**Job**
Using the entries that follow, collect the lines where the word "fill" appears.

**Stored rows**
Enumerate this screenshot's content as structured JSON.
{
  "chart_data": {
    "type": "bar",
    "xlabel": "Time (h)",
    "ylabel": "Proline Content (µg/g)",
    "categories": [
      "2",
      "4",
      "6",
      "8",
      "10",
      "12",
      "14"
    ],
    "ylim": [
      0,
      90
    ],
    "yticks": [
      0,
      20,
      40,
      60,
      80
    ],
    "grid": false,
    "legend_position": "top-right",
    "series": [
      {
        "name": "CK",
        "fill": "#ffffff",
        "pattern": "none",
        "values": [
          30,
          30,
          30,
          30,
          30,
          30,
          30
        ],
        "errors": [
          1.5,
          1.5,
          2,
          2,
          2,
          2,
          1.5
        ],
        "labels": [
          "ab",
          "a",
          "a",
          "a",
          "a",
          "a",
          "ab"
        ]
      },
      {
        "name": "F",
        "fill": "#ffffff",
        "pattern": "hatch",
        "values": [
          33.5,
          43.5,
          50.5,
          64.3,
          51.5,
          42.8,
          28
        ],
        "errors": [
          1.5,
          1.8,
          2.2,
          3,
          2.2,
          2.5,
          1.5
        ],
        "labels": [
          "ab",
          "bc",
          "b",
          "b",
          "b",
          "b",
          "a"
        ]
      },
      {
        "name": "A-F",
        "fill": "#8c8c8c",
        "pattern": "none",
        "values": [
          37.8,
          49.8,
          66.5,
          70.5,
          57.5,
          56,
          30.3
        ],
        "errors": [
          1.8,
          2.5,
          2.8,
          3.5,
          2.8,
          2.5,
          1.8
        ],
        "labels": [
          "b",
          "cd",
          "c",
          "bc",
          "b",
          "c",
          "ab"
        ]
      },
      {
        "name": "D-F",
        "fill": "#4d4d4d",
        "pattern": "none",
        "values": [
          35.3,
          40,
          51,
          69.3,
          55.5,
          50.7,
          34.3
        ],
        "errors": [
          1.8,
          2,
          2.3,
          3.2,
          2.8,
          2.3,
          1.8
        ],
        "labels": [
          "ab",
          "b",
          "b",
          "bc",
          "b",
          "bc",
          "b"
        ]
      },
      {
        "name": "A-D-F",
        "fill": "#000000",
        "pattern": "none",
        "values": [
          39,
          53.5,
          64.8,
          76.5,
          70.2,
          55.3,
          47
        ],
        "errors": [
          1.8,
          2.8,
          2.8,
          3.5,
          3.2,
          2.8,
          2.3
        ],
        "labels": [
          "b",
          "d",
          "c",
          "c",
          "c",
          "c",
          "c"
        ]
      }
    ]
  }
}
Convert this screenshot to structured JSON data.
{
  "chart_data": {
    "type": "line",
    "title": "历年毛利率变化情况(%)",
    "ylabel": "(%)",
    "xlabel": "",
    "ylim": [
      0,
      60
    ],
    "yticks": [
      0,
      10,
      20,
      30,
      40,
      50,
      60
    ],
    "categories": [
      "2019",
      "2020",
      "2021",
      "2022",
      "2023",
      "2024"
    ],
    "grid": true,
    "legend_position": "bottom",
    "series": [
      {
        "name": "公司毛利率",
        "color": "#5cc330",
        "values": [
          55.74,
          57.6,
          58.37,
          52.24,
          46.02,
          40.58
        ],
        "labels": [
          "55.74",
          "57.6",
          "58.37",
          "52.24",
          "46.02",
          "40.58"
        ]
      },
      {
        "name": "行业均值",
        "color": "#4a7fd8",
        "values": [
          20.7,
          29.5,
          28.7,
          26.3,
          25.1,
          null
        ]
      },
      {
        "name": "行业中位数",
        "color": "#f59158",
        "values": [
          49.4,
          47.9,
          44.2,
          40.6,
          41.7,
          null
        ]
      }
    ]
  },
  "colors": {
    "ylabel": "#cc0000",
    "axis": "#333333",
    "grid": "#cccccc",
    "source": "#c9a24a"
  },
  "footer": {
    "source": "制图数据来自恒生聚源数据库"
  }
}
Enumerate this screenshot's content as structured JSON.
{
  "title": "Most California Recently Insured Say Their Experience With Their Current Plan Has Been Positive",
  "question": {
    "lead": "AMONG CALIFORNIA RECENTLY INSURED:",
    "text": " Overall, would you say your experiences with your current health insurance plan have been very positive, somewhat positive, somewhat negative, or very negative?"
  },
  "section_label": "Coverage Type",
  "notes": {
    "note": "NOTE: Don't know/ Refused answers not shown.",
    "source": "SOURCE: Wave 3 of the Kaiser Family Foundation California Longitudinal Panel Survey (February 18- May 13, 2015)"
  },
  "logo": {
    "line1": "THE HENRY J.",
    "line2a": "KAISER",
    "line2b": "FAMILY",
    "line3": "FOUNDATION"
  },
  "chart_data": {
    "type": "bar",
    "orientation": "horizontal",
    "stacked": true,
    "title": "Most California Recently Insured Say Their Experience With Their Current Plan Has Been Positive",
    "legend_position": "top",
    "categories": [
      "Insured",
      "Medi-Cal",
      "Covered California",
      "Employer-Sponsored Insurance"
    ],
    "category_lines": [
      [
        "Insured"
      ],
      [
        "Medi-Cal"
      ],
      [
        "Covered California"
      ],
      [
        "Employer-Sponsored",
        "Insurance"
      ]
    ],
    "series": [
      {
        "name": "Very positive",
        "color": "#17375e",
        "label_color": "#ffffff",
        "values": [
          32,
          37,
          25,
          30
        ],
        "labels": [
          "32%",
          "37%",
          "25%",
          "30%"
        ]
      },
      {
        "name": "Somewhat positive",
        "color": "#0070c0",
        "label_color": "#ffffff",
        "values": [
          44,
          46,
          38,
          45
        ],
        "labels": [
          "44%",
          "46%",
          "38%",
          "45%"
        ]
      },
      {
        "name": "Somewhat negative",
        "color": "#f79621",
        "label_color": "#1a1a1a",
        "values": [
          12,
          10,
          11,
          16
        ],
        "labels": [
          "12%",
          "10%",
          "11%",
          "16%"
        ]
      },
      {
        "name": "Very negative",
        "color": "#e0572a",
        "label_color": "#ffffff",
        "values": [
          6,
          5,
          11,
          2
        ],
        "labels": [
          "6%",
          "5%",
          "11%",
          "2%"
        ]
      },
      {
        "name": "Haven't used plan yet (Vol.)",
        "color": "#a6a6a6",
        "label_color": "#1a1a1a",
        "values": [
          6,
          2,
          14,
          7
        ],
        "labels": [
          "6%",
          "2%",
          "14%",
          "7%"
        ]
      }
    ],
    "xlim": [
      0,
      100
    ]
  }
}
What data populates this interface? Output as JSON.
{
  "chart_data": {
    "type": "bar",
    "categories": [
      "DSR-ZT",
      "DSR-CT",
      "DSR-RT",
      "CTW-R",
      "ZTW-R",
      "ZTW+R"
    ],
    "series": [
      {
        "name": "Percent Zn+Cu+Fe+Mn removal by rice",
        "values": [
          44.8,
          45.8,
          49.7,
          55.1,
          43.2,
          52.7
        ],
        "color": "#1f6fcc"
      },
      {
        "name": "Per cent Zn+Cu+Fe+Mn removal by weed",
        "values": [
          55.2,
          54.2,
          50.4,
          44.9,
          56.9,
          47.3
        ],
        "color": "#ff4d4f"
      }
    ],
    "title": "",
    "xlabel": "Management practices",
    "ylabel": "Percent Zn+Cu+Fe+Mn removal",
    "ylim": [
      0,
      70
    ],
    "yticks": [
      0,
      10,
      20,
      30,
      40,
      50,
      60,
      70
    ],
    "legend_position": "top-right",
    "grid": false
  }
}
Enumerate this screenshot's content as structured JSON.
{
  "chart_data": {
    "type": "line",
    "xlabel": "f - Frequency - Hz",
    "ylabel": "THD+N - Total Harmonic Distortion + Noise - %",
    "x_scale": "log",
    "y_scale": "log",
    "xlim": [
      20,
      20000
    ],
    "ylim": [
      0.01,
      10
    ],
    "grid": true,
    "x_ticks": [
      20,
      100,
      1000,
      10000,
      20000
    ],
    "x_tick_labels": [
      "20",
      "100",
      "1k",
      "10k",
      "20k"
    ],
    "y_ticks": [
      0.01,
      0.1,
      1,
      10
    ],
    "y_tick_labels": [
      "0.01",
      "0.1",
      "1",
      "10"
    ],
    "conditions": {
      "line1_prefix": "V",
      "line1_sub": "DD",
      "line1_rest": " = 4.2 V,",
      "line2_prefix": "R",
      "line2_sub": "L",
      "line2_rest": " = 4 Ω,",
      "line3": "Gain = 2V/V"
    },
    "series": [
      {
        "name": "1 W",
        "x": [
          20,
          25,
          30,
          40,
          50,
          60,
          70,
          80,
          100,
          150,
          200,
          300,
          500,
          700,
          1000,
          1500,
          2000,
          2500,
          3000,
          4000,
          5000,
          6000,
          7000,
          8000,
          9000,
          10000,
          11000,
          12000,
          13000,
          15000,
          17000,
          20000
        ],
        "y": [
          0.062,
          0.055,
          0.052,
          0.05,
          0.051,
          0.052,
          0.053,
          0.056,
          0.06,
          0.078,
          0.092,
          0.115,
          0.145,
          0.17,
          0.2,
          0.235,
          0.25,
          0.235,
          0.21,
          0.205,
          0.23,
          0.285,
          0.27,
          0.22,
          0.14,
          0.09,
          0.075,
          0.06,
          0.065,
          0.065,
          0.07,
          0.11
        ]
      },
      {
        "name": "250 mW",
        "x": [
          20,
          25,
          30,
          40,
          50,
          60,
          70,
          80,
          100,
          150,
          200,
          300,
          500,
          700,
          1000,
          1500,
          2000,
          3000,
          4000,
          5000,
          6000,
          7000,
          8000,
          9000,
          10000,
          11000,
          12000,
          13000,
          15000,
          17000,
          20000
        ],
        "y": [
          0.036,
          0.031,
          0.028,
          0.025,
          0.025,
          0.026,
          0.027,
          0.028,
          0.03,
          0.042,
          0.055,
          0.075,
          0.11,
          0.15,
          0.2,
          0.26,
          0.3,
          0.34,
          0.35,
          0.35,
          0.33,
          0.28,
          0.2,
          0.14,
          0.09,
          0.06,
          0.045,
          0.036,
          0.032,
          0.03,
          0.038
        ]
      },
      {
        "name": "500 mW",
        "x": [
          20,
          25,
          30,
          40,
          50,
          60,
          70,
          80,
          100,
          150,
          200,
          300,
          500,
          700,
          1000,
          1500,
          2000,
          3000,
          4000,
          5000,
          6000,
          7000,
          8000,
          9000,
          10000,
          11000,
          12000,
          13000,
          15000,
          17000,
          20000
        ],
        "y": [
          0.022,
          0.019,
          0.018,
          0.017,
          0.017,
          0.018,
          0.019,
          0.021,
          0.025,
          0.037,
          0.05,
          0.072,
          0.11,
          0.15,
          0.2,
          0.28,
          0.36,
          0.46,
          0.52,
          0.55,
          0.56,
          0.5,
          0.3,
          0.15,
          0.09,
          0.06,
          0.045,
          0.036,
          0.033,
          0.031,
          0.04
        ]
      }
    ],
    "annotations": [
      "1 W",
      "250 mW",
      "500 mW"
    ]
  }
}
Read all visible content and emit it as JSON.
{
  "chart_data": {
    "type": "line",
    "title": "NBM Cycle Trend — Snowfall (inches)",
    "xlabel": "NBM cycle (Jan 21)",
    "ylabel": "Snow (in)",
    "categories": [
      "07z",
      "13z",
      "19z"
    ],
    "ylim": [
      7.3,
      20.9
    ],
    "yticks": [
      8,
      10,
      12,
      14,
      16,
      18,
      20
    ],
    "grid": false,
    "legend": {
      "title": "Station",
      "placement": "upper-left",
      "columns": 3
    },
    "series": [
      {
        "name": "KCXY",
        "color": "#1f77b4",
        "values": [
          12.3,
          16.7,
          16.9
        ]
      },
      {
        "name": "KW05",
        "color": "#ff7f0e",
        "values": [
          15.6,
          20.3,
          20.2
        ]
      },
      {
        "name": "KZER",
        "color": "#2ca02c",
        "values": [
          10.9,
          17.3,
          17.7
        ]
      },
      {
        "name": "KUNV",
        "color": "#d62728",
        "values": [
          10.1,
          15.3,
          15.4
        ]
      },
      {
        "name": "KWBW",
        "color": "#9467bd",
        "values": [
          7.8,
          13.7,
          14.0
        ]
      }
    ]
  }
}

**Problem solution**
        "fill": "#ffffff",
        "fill": "#ffffff",
        "fill": "#8c8c8c",
        "fill": "#4d4d4d",
        "fill": "#000000",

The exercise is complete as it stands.